** Begin Listing **

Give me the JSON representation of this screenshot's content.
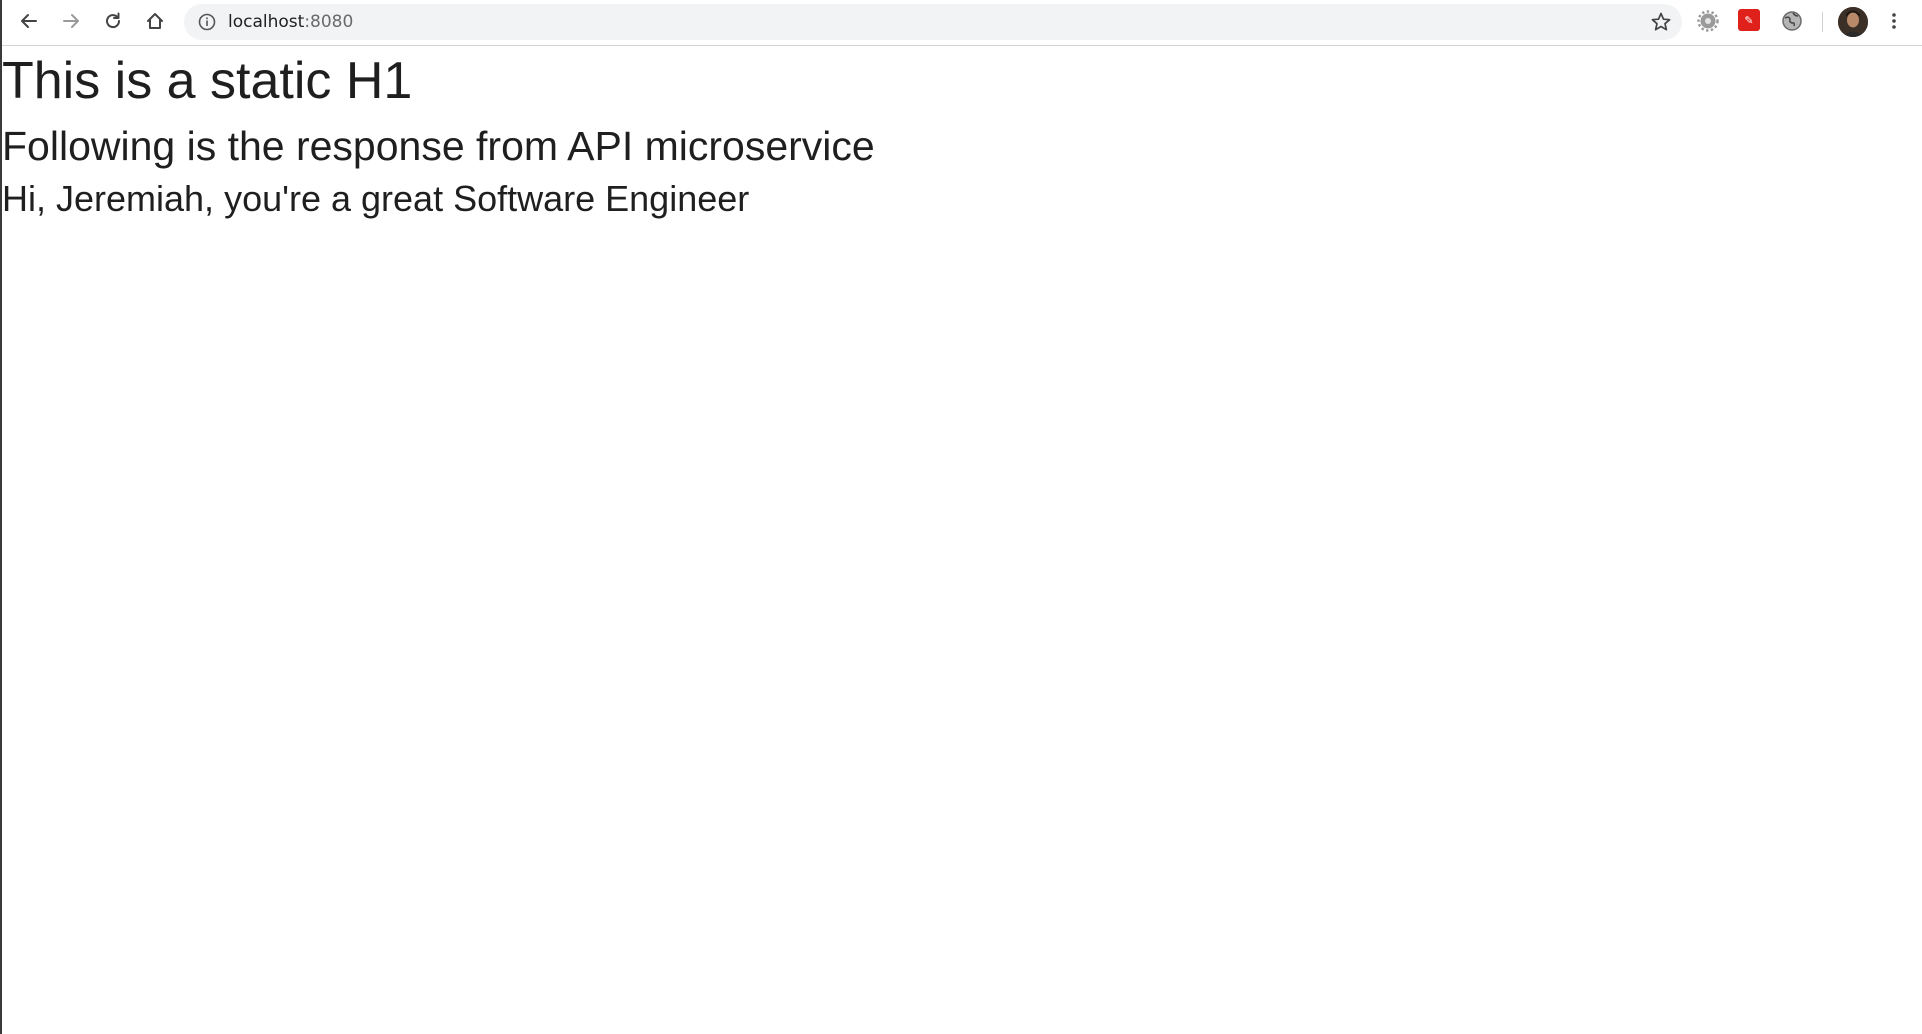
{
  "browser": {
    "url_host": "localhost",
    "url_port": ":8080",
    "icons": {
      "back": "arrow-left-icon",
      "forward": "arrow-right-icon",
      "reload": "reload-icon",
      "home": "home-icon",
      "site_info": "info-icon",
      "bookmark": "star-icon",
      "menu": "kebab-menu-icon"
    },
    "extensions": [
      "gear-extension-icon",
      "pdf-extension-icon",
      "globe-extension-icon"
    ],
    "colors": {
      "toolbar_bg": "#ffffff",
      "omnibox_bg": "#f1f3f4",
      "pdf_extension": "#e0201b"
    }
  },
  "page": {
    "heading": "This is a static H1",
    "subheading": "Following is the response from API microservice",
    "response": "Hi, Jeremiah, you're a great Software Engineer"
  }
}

** End Listing **

● **Given request**
What number of lines in the records contain the word "arrow"? Answer with that number alone.

● **Solution below**
2